### [Task objective]
Exactly as they appear, output all of the entries.

-- start --

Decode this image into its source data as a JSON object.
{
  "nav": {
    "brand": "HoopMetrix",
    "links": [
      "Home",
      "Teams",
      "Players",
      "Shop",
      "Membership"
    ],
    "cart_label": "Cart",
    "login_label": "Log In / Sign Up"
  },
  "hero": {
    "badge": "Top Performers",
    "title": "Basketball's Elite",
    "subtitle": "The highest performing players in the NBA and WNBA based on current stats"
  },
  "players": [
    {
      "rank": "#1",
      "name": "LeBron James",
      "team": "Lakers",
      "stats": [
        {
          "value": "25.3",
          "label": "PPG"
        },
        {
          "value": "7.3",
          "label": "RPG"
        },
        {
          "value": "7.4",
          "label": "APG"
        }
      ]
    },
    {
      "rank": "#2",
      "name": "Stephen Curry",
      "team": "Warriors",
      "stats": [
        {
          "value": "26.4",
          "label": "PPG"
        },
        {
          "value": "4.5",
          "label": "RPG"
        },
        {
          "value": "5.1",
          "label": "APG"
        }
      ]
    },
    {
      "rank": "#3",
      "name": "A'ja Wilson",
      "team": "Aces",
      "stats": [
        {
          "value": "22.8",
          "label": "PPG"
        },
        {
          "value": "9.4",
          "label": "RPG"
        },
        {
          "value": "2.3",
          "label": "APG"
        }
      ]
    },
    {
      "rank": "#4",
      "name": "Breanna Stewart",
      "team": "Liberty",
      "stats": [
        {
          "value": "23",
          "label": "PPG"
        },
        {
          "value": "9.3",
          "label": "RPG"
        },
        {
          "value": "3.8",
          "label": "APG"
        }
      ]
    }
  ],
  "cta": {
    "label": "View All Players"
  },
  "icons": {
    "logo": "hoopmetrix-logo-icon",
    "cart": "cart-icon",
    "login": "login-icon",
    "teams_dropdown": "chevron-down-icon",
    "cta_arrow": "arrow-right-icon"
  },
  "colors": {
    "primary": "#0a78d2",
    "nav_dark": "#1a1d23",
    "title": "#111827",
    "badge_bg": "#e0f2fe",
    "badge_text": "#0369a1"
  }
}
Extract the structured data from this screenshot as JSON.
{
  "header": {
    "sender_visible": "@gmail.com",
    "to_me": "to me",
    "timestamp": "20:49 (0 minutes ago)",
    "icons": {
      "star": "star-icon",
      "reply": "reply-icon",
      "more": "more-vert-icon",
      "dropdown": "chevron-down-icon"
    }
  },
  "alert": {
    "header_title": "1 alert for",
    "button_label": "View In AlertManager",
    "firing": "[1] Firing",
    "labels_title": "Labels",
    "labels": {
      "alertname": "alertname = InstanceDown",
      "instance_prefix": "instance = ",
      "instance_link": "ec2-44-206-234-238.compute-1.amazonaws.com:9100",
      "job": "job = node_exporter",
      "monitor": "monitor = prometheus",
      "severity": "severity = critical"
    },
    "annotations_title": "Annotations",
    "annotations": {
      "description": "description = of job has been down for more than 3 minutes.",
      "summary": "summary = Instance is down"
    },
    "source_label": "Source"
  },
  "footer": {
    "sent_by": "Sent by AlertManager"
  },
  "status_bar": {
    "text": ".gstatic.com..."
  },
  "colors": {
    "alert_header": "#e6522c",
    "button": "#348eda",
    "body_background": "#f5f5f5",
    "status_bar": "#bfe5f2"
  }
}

-- end --

### [Result of the exercise]
Decode this image into its source data as a JSON object.
{
  "nav": {
    "brand": "HoopMetrix",
    "links": [
      "Home",
      "Teams",
      "Players",
      "Shop",
      "Membership"
    ],
    "cart_label": "Cart",
    "login_label": "Log In / Sign Up"
  },
  "hero": {
    "badge": "Top Performers",
    "title": "Basketball's Elite",
    "subtitle": "The highest performing players in the NBA and WNBA based on current stats"
  },
  "players": [
    {
      "rank": "#1",
      "name": "LeBron James",
      "team": "Lakers",
      "stats": [
        {
          "value": "25.3",
          "label": "PPG"
        },
        {
          "value": "7.3",
          "label": "RPG"
        },
        {
          "value": "7.4",
          "label": "APG"
        }
      ]
    },
    {
      "rank": "#2",
      "name": "Stephen Curry",
      "team": "Warriors",
      "stats": [
        {
          "value": "26.4",
          "label": "PPG"
        },
        {
          "value": "4.5",
          "label": "RPG"
        },
        {
          "value": "5.1",
          "label": "APG"
        }
      ]
    },
    {
      "rank": "#3",
      "name": "A'ja Wilson",
      "team": "Aces",
      "stats": [
        {
          "value": "22.8",
          "label": "PPG"
        },
        {
          "value": "9.4",
          "label": "RPG"
        },
        {
          "value": "2.3",
          "label": "APG"
        }
      ]
    },
    {
      "rank": "#4",
      "name": "Breanna Stewart",
      "team": "Liberty",
      "stats": [
        {
          "value": "23",
          "label": "PPG"
        },
        {
          "value": "9.3",
          "label": "RPG"
        },
        {
          "value": "3.8",
          "label": "APG"
        }
      ]
    }
  ],
  "cta": {
    "label": "View All Players"
  },
  "icons": {
    "logo": "hoopmetrix-logo-icon",
    "cart": "cart-icon",
    "login": "login-icon",
    "teams_dropdown": "chevron-down-icon",
    "cta_arrow": "arrow-right-icon"
  },
  "colors": {
    "primary": "#0a78d2",
    "nav_dark": "#1a1d23",
    "title": "#111827",
    "badge_bg": "#e0f2fe",
    "badge_text": "#0369a1"
  }
}
Extract the structured data from this screenshot as JSON.
{
  "header": {
    "sender_visible": "@gmail.com",
    "to_me": "to me",
    "timestamp": "20:49 (0 minutes ago)",
    "icons": {
      "star": "star-icon",
      "reply": "reply-icon",
      "more": "more-vert-icon",
      "dropdown": "chevron-down-icon"
    }
  },
  "alert": {
    "header_title": "1 alert for",
    "button_label": "View In AlertManager",
    "firing": "[1] Firing",
    "labels_title": "Labels",
    "labels": {
      "alertname": "alertname = InstanceDown",
      "instance_prefix": "instance = ",
      "instance_link": "ec2-44-206-234-238.compute-1.amazonaws.com:9100",
      "job": "job = node_exporter",
      "monitor": "monitor = prometheus",
      "severity": "severity = critical"
    },
    "annotations_title": "Annotations",
    "annotations": {
      "description": "description = of job has been down for more than 3 minutes.",
      "summary": "summary = Instance is down"
    },
    "source_label": "Source"
  },
  "footer": {
    "sent_by": "Sent by AlertManager"
  },
  "status_bar": {
    "text": ".gstatic.com..."
  },
  "colors": {
    "alert_header": "#e6522c",
    "button": "#348eda",
    "body_background": "#f5f5f5",
    "status_bar": "#bfe5f2"
  }
}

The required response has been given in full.